## Task
Extract all lines from the data beneath that include the word "document".

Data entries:
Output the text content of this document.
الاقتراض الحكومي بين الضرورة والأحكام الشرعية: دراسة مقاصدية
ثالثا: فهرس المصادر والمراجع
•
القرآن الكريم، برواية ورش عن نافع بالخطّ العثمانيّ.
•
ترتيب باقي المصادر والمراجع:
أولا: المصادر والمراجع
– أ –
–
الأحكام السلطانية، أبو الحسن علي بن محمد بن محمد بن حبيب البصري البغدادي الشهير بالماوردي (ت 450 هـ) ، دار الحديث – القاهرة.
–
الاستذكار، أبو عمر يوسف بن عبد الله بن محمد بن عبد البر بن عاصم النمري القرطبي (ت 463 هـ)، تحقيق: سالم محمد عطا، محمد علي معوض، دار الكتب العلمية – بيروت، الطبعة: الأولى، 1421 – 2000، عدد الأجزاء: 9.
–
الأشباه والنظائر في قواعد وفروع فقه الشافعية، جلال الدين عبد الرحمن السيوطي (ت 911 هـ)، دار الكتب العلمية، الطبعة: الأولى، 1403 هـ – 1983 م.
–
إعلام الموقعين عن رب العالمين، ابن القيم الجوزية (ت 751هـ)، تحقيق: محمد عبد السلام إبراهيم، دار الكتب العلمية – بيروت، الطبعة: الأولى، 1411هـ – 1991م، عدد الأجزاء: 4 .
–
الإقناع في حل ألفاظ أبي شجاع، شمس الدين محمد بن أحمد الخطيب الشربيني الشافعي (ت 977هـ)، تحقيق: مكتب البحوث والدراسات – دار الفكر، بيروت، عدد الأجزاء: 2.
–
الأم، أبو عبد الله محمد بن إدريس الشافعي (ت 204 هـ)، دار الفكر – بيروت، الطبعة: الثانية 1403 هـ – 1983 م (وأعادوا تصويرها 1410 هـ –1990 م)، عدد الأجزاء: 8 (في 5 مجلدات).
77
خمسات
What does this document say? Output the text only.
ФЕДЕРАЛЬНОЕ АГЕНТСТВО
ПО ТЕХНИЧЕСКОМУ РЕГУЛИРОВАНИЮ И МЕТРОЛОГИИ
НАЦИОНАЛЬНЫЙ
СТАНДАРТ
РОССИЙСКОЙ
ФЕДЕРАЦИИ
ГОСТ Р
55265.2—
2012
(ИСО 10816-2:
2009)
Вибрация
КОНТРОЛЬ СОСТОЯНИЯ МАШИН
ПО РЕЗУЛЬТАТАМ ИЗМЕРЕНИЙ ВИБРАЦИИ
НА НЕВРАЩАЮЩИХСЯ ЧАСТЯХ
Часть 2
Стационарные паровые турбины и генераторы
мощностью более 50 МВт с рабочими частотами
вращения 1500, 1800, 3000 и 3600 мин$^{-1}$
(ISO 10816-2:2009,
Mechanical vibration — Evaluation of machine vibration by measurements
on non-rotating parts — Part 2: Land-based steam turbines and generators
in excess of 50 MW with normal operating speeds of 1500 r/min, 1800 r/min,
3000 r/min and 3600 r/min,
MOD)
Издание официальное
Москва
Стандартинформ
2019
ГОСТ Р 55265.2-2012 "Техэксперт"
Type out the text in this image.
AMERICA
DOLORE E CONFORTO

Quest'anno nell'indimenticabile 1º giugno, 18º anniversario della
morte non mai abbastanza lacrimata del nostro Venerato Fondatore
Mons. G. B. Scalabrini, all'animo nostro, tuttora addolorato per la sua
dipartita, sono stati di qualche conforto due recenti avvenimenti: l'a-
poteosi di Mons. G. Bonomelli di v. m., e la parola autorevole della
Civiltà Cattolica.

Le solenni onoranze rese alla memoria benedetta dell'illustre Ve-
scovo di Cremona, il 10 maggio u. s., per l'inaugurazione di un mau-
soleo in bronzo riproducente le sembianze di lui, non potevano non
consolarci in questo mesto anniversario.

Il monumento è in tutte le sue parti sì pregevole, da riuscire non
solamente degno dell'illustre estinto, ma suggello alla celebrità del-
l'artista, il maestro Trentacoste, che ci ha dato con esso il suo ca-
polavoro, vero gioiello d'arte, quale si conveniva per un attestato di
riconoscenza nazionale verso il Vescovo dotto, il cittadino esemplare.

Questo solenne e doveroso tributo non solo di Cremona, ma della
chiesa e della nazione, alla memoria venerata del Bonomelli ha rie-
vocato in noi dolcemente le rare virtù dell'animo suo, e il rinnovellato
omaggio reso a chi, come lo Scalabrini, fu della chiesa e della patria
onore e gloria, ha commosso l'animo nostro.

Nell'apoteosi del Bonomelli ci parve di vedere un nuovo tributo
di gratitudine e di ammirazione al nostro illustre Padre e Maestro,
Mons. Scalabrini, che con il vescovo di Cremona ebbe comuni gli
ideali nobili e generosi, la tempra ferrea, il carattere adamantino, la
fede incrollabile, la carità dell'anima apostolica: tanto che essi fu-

## Solution below
Output the text content of this document.
What does this document say? Output the text only.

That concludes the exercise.